_Task statement_
Will you write out all the entries below exactly?

_Provided entries_
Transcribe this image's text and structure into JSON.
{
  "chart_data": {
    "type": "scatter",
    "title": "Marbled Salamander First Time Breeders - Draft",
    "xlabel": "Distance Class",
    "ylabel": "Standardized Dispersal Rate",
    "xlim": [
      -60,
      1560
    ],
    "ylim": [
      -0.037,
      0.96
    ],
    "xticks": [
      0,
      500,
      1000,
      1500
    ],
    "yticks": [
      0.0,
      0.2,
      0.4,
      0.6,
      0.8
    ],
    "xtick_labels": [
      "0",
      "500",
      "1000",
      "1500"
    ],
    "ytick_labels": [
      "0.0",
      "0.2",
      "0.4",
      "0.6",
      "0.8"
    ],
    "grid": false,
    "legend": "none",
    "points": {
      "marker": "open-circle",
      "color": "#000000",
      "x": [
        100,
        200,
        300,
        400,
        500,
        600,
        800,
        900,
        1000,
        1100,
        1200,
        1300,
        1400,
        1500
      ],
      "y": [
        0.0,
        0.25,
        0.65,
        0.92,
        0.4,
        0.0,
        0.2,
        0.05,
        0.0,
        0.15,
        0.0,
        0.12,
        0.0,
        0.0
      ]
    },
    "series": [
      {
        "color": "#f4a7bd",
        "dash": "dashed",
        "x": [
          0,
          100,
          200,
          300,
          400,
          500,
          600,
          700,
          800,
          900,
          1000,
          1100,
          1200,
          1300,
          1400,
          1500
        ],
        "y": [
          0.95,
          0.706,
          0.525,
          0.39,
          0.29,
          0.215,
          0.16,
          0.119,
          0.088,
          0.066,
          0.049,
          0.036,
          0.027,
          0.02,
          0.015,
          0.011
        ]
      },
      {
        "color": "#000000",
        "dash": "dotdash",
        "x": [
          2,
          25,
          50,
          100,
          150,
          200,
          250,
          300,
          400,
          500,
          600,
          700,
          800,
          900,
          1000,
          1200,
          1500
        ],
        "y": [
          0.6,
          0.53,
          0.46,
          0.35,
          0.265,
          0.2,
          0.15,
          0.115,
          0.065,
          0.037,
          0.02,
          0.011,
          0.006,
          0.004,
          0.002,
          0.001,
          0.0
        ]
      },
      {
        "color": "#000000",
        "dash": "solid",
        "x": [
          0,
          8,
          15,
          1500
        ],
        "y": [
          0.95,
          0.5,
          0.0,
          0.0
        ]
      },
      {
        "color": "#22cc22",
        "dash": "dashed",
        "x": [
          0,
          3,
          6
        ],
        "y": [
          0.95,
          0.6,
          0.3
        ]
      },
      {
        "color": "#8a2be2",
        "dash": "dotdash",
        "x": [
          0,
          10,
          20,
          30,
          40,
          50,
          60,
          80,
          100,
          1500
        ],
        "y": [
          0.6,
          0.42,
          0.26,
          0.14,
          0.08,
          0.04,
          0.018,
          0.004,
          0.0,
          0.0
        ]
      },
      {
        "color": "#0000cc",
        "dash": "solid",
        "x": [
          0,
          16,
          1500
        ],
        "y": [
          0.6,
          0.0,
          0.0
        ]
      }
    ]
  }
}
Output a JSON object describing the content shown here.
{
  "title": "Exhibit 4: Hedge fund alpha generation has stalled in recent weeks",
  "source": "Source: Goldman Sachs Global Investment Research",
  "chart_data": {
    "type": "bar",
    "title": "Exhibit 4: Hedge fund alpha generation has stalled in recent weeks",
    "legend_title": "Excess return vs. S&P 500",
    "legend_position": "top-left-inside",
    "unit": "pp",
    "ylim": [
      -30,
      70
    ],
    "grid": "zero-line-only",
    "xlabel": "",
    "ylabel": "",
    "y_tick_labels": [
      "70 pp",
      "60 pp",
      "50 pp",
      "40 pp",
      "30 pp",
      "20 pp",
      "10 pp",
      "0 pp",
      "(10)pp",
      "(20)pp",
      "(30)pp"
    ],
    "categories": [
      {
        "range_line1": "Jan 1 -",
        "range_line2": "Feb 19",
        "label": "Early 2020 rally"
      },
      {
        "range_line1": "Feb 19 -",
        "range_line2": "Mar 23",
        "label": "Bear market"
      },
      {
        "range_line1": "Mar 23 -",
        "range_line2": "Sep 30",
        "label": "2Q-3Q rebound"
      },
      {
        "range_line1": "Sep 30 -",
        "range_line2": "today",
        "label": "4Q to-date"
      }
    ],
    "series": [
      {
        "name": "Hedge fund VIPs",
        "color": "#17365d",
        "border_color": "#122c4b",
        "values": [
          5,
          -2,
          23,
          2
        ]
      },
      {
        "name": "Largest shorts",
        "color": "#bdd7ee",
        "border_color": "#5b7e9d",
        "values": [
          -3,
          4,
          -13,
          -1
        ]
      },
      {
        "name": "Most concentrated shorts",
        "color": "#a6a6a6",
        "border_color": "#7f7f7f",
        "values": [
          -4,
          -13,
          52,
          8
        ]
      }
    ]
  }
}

_Finished task_
Transcribe this image's text and structure into JSON.
{
  "chart_data": {
    "type": "scatter",
    "title": "Marbled Salamander First Time Breeders - Draft",
    "xlabel": "Distance Class",
    "ylabel": "Standardized Dispersal Rate",
    "xlim": [
      -60,
      1560
    ],
    "ylim": [
      -0.037,
      0.96
    ],
    "xticks": [
      0,
      500,
      1000,
      1500
    ],
    "yticks": [
      0.0,
      0.2,
      0.4,
      0.6,
      0.8
    ],
    "xtick_labels": [
      "0",
      "500",
      "1000",
      "1500"
    ],
    "ytick_labels": [
      "0.0",
      "0.2",
      "0.4",
      "0.6",
      "0.8"
    ],
    "grid": false,
    "legend": "none",
    "points": {
      "marker": "open-circle",
      "color": "#000000",
      "x": [
        100,
        200,
        300,
        400,
        500,
        600,
        800,
        900,
        1000,
        1100,
        1200,
        1300,
        1400,
        1500
      ],
      "y": [
        0.0,
        0.25,
        0.65,
        0.92,
        0.4,
        0.0,
        0.2,
        0.05,
        0.0,
        0.15,
        0.0,
        0.12,
        0.0,
        0.0
      ]
    },
    "series": [
      {
        "color": "#f4a7bd",
        "dash": "dashed",
        "x": [
          0,
          100,
          200,
          300,
          400,
          500,
          600,
          700,
          800,
          900,
          1000,
          1100,
          1200,
          1300,
          1400,
          1500
        ],
        "y": [
          0.95,
          0.706,
          0.525,
          0.39,
          0.29,
          0.215,
          0.16,
          0.119,
          0.088,
          0.066,
          0.049,
          0.036,
          0.027,
          0.02,
          0.015,
          0.011
        ]
      },
      {
        "color": "#000000",
        "dash": "dotdash",
        "x": [
          2,
          25,
          50,
          100,
          150,
          200,
          250,
          300,
          400,
          500,
          600,
          700,
          800,
          900,
          1000,
          1200,
          1500
        ],
        "y": [
          0.6,
          0.53,
          0.46,
          0.35,
          0.265,
          0.2,
          0.15,
          0.115,
          0.065,
          0.037,
          0.02,
          0.011,
          0.006,
          0.004,
          0.002,
          0.001,
          0.0
        ]
      },
      {
        "color": "#000000",
        "dash": "solid",
        "x": [
          0,
          8,
          15,
          1500
        ],
        "y": [
          0.95,
          0.5,
          0.0,
          0.0
        ]
      },
      {
        "color": "#22cc22",
        "dash": "dashed",
        "x": [
          0,
          3,
          6
        ],
        "y": [
          0.95,
          0.6,
          0.3
        ]
      },
      {
        "color": "#8a2be2",
        "dash": "dotdash",
        "x": [
          0,
          10,
          20,
          30,
          40,
          50,
          60,
          80,
          100,
          1500
        ],
        "y": [
          0.6,
          0.42,
          0.26,
          0.14,
          0.08,
          0.04,
          0.018,
          0.004,
          0.0,
          0.0
        ]
      },
      {
        "color": "#0000cc",
        "dash": "solid",
        "x": [
          0,
          16,
          1500
        ],
        "y": [
          0.6,
          0.0,
          0.0
        ]
      }
    ]
  }
}
Output a JSON object describing the content shown here.
{
  "title": "Exhibit 4: Hedge fund alpha generation has stalled in recent weeks",
  "source": "Source: Goldman Sachs Global Investment Research",
  "chart_data": {
    "type": "bar",
    "title": "Exhibit 4: Hedge fund alpha generation has stalled in recent weeks",
    "legend_title": "Excess return vs. S&P 500",
    "legend_position": "top-left-inside",
    "unit": "pp",
    "ylim": [
      -30,
      70
    ],
    "grid": "zero-line-only",
    "xlabel": "",
    "ylabel": "",
    "y_tick_labels": [
      "70 pp",
      "60 pp",
      "50 pp",
      "40 pp",
      "30 pp",
      "20 pp",
      "10 pp",
      "0 pp",
      "(10)pp",
      "(20)pp",
      "(30)pp"
    ],
    "categories": [
      {
        "range_line1": "Jan 1 -",
        "range_line2": "Feb 19",
        "label": "Early 2020 rally"
      },
      {
        "range_line1": "Feb 19 -",
        "range_line2": "Mar 23",
        "label": "Bear market"
      },
      {
        "range_line1": "Mar 23 -",
        "range_line2": "Sep 30",
        "label": "2Q-3Q rebound"
      },
      {
        "range_line1": "Sep 30 -",
        "range_line2": "today",
        "label": "4Q to-date"
      }
    ],
    "series": [
      {
        "name": "Hedge fund VIPs",
        "color": "#17365d",
        "border_color": "#122c4b",
        "values": [
          5,
          -2,
          23,
          2
        ]
      },
      {
        "name": "Largest shorts",
        "color": "#bdd7ee",
        "border_color": "#5b7e9d",
        "values": [
          -3,
          4,
          -13,
          -1
        ]
      },
      {
        "name": "Most concentrated shorts",
        "color": "#a6a6a6",
        "border_color": "#7f7f7f",
        "values": [
          -4,
          -13,
          52,
          8
        ]
      }
    ]
  }
}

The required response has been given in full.